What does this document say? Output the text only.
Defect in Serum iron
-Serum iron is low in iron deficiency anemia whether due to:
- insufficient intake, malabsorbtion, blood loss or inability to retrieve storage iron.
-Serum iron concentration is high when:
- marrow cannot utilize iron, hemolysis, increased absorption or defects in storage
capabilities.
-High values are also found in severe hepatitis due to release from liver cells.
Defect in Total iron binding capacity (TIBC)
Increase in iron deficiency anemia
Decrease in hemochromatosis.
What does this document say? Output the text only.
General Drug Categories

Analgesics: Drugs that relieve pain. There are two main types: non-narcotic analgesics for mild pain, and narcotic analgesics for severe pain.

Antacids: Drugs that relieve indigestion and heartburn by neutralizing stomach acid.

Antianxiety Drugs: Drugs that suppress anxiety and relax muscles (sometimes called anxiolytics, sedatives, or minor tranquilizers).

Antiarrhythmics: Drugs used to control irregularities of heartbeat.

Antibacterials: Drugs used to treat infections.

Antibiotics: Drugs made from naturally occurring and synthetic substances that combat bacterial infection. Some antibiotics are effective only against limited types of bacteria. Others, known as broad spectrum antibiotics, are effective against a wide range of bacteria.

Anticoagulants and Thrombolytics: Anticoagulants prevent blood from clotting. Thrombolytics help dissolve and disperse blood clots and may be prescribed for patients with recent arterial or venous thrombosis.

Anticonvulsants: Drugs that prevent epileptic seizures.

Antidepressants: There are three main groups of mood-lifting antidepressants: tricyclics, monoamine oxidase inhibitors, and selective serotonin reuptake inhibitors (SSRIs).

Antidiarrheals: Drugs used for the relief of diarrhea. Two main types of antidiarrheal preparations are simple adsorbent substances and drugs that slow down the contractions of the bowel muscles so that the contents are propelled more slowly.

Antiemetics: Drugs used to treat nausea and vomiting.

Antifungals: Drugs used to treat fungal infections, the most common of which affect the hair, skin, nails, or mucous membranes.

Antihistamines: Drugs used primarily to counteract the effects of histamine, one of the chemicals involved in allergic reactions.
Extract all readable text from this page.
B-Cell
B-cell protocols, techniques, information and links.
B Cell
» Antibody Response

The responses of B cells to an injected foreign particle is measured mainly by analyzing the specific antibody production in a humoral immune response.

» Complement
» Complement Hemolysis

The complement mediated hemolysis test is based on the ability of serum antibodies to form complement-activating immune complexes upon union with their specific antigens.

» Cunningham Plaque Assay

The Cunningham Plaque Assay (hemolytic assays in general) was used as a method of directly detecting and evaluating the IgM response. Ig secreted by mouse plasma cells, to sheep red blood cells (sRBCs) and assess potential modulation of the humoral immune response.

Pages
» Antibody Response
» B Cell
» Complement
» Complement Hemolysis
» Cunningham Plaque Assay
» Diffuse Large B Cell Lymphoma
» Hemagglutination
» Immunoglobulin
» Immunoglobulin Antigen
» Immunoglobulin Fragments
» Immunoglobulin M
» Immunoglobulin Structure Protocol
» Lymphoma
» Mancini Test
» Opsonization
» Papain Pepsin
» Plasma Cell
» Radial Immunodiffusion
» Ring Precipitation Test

______

Exercise requirements:
Please transcribe word for word the lines from the line with "Extract all readable text from this page." to the end of the material, both ends included.

Answer box:
Extract all readable text from this page.
B-Cell
B-cell protocols, techniques, information and links.
B Cell
» Antibody Response

The responses of B cells to an injected foreign particle is measured mainly by analyzing the specific antibody production in a humoral immune response.

» Complement
» Complement Hemolysis

The complement mediated hemolysis test is based on the ability of serum antibodies to form complement-activating immune complexes upon union with their specific antigens.

» Cunningham Plaque Assay

The Cunningham Plaque Assay (hemolytic assays in general) was used as a method of directly detecting and evaluating the IgM response. Ig secreted by mouse plasma cells, to sheep red blood cells (sRBCs) and assess potential modulation of the humoral immune response.

Pages
» Antibody Response
» B Cell
» Complement
» Complement Hemolysis
» Cunningham Plaque Assay
» Diffuse Large B Cell Lymphoma
» Hemagglutination
» Immunoglobulin
» Immunoglobulin Antigen
» Immunoglobulin Fragments
» Immunoglobulin M
» Immunoglobulin Structure Protocol
» Lymphoma
» Mancini Test
» Opsonization
» Papain Pepsin
» Plasma Cell
» Radial Immunodiffusion
» Ring Precipitation Test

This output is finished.